## Short problem
Reproduce all entries verbatim, with nothing added or dropped.

## Records
::::

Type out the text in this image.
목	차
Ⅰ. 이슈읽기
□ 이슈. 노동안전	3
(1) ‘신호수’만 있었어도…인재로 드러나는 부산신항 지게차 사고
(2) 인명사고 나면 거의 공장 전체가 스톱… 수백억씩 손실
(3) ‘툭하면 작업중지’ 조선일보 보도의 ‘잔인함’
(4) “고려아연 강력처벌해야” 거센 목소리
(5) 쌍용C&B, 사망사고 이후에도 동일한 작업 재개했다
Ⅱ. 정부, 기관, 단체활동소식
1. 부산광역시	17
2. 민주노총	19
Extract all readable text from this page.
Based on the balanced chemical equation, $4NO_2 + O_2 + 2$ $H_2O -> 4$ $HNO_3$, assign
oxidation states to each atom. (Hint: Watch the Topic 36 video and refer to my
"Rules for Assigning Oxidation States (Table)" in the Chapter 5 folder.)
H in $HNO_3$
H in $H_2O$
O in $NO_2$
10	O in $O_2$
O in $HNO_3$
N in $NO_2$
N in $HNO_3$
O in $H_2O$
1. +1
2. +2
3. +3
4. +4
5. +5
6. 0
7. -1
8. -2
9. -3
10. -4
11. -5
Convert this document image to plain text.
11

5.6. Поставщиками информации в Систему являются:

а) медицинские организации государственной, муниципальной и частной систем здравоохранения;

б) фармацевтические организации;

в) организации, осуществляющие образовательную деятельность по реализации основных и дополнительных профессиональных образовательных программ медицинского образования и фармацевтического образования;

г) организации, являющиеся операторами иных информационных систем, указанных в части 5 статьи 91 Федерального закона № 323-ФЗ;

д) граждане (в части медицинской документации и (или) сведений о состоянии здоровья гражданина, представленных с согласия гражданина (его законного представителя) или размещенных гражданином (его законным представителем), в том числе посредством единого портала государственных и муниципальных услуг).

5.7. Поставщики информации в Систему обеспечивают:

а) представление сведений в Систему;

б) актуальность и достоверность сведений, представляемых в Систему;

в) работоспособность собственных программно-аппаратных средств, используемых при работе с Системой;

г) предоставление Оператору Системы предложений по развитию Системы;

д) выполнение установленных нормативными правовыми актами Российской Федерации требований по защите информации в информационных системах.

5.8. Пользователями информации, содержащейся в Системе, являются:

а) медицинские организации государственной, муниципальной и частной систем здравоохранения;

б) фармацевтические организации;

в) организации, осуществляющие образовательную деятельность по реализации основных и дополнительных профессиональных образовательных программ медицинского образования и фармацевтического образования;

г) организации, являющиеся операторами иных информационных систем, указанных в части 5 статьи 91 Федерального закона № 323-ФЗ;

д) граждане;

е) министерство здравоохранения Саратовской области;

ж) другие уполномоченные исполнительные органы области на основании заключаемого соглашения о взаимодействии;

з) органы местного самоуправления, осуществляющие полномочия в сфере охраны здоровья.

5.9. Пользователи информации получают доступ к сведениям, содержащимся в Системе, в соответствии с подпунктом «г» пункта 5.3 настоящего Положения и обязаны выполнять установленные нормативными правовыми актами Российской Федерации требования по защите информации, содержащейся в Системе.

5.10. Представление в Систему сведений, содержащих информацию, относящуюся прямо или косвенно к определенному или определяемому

::::

## Answer for this exercise
Type out the text in this image.
목	차
Ⅰ. 이슈읽기
□ 이슈. 노동안전	3
(1) ‘신호수’만 있었어도…인재로 드러나는 부산신항 지게차 사고
(2) 인명사고 나면 거의 공장 전체가 스톱… 수백억씩 손실
(3) ‘툭하면 작업중지’ 조선일보 보도의 ‘잔인함’
(4) “고려아연 강력처벌해야” 거센 목소리
(5) 쌍용C&B, 사망사고 이후에도 동일한 작업 재개했다
Ⅱ. 정부, 기관, 단체활동소식
1. 부산광역시	17
2. 민주노총	19
Extract all readable text from this page.
Based on the balanced chemical equation, $4NO_2 + O_2 + 2$ $H_2O -> 4$ $HNO_3$, assign
oxidation states to each atom. (Hint: Watch the Topic 36 video and refer to my
"Rules for Assigning Oxidation States (Table)" in the Chapter 5 folder.)
H in $HNO_3$
H in $H_2O$
O in $NO_2$
10	O in $O_2$
O in $HNO_3$
N in $NO_2$
N in $HNO_3$
O in $H_2O$
1. +1
2. +2
3. +3
4. +4
5. +5
6. 0
7. -1
8. -2
9. -3
10. -4
11. -5
Convert this document image to plain text.
11

5.6. Поставщиками информации в Систему являются:

а) медицинские организации государственной, муниципальной и частной систем здравоохранения;

б) фармацевтические организации;

в) организации, осуществляющие образовательную деятельность по реализации основных и дополнительных профессиональных образовательных программ медицинского образования и фармацевтического образования;

г) организации, являющиеся операторами иных информационных систем, указанных в части 5 статьи 91 Федерального закона № 323-ФЗ;

д) граждане (в части медицинской документации и (или) сведений о состоянии здоровья гражданина, представленных с согласия гражданина (его законного представителя) или размещенных гражданином (его законным представителем), в том числе посредством единого портала государственных и муниципальных услуг).

5.7. Поставщики информации в Систему обеспечивают:

а) представление сведений в Систему;

б) актуальность и достоверность сведений, представляемых в Систему;

в) работоспособность собственных программно-аппаратных средств, используемых при работе с Системой;

г) предоставление Оператору Системы предложений по развитию Системы;

д) выполнение установленных нормативными правовыми актами Российской Федерации требований по защите информации в информационных системах.

5.8. Пользователями информации, содержащейся в Системе, являются:

а) медицинские организации государственной, муниципальной и частной систем здравоохранения;

б) фармацевтические организации;

в) организации, осуществляющие образовательную деятельность по реализации основных и дополнительных профессиональных образовательных программ медицинского образования и фармацевтического образования;

г) организации, являющиеся операторами иных информационных систем, указанных в части 5 статьи 91 Федерального закона № 323-ФЗ;

д) граждане;

е) министерство здравоохранения Саратовской области;

ж) другие уполномоченные исполнительные органы области на основании заключаемого соглашения о взаимодействии;

з) органы местного самоуправления, осуществляющие полномочия в сфере охраны здоровья.

5.9. Пользователи информации получают доступ к сведениям, содержащимся в Системе, в соответствии с подпунктом «г» пункта 5.3 настоящего Положения и обязаны выполнять установленные нормативными правовыми актами Российской Федерации требования по защите информации, содержащейся в Системе.

5.10. Представление в Систему сведений, содержащих информацию, относящуюся прямо или косвенно к определенному или определяемому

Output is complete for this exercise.